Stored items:
::::::::
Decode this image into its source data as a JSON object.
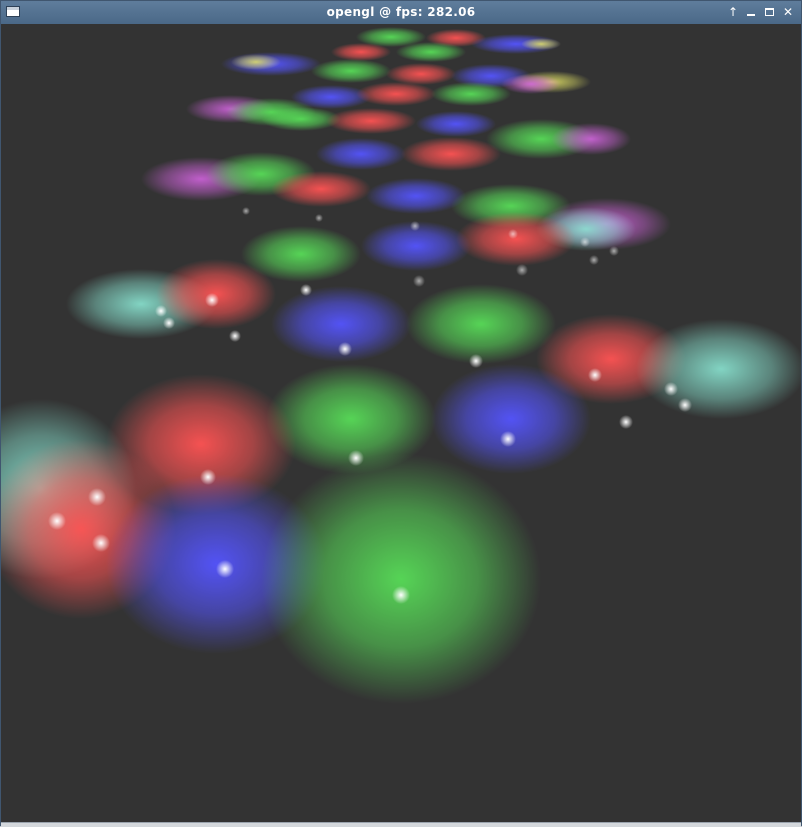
{
  "window": {
    "title": "opengl @ fps: 282.06",
    "controls": {
      "up_glyph": "↑",
      "close_glyph": "✕"
    },
    "icons": [
      "app-window-icon",
      "arrow-up-icon",
      "minimize-icon",
      "maximize-icon",
      "close-icon"
    ]
  },
  "scene": {
    "description_colors": {
      "background": "#333333",
      "red": "#ff2020",
      "green": "#20d020",
      "blue": "#2020ff"
    }
  }
}
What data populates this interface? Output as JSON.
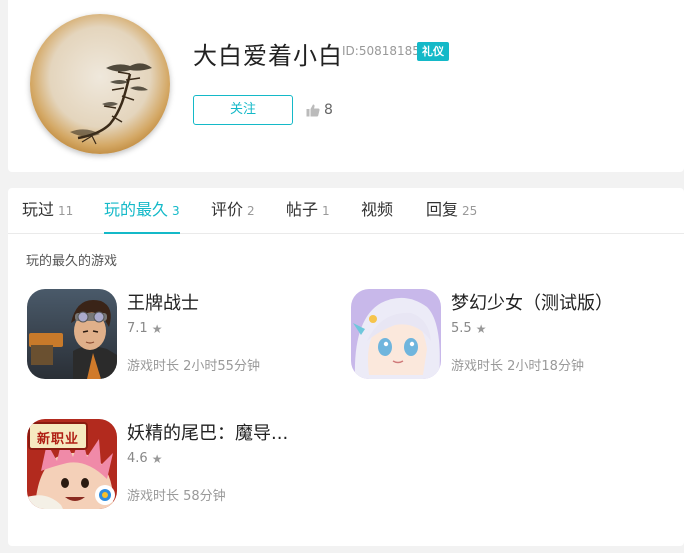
{
  "profile": {
    "username": "大白爱着小白",
    "user_id": "ID:50818185",
    "badge": "礼仪",
    "follow_label": "关注",
    "likes": "8"
  },
  "tabs": [
    {
      "label": "玩过",
      "count": "11",
      "active": false
    },
    {
      "label": "玩的最久",
      "count": "3",
      "active": true
    },
    {
      "label": "评价",
      "count": "2",
      "active": false
    },
    {
      "label": "帖子",
      "count": "1",
      "active": false
    },
    {
      "label": "视频",
      "count": "",
      "active": false
    },
    {
      "label": "回复",
      "count": "25",
      "active": false
    }
  ],
  "section": {
    "title": "玩的最久的游戏"
  },
  "games": [
    {
      "name": "王牌战士",
      "rating": "7.1",
      "duration": "游戏时长 2小时55分钟"
    },
    {
      "name": "梦幻少女（测试版）",
      "rating": "5.5",
      "duration": "游戏时长 2小时18分钟"
    },
    {
      "name": "妖精的尾巴：魔导...",
      "rating": "4.6",
      "duration": "游戏时长 58分钟",
      "icon_text": "新职业"
    }
  ],
  "colors": {
    "accent": "#14b9c8",
    "page_bg": "#f2f2f2"
  }
}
::::::::
From the records given above, reproduce all text exactly and exclude each picture.

Decode this image into its source data as a JSON object.
{
  "window": {
    "title": "opengl @ fps: 282.06",
    "controls": {
      "up_glyph": "↑",
      "close_glyph": "✕"
    },
    "icons": [
      "app-window-icon",
      "arrow-up-icon",
      "minimize-icon",
      "maximize-icon",
      "close-icon"
    ]
  },
  "scene": {
    "description_colors": {
      "background": "#333333",
      "red": "#ff2020",
      "green": "#20d020",
      "blue": "#2020ff"
    }
  }
}
What data populates this interface? Output as JSON.
{
  "profile": {
    "username": "大白爱着小白",
    "user_id": "ID:50818185",
    "badge": "礼仪",
    "follow_label": "关注",
    "likes": "8"
  },
  "tabs": [
    {
      "label": "玩过",
      "count": "11",
      "active": false
    },
    {
      "label": "玩的最久",
      "count": "3",
      "active": true
    },
    {
      "label": "评价",
      "count": "2",
      "active": false
    },
    {
      "label": "帖子",
      "count": "1",
      "active": false
    },
    {
      "label": "视频",
      "count": "",
      "active": false
    },
    {
      "label": "回复",
      "count": "25",
      "active": false
    }
  ],
  "section": {
    "title": "玩的最久的游戏"
  },
  "games": [
    {
      "name": "王牌战士",
      "rating": "7.1",
      "duration": "游戏时长 2小时55分钟"
    },
    {
      "name": "梦幻少女（测试版）",
      "rating": "5.5",
      "duration": "游戏时长 2小时18分钟"
    },
    {
      "name": "妖精的尾巴：魔导...",
      "rating": "4.6",
      "duration": "游戏时长 58分钟",
      "icon_text": "新职业"
    }
  ],
  "colors": {
    "accent": "#14b9c8",
    "page_bg": "#f2f2f2"
  }
}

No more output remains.